[Input data]:
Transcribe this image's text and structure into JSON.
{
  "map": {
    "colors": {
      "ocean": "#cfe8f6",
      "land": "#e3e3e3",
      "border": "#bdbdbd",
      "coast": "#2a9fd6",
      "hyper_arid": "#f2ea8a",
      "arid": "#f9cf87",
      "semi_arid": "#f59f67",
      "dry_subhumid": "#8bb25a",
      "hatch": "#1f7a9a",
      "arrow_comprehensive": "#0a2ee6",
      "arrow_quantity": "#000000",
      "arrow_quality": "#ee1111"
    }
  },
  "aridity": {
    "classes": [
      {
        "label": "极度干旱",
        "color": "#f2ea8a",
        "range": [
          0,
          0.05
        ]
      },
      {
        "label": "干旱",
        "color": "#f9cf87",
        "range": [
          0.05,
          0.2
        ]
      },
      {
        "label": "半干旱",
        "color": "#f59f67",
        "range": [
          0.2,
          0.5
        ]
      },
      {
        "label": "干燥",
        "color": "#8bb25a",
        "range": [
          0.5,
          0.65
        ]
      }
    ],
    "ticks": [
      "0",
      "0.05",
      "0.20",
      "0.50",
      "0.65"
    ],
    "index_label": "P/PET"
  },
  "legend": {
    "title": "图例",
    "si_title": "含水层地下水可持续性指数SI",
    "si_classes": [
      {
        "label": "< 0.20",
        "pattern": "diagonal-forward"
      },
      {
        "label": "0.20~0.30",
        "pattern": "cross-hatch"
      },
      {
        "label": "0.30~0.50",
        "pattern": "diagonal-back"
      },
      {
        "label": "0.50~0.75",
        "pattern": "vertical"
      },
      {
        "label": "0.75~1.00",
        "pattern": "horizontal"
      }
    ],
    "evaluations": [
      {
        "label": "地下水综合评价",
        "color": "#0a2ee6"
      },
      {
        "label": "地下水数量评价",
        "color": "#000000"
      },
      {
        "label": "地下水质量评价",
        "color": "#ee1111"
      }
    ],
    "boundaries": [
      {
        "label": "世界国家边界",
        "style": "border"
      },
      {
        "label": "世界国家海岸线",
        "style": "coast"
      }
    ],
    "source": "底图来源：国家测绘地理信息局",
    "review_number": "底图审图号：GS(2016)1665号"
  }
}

[Work required]:
Of the lines in this material, state how many hold the string "diagonal". Write no other words.

[Solution for this exercise]:
2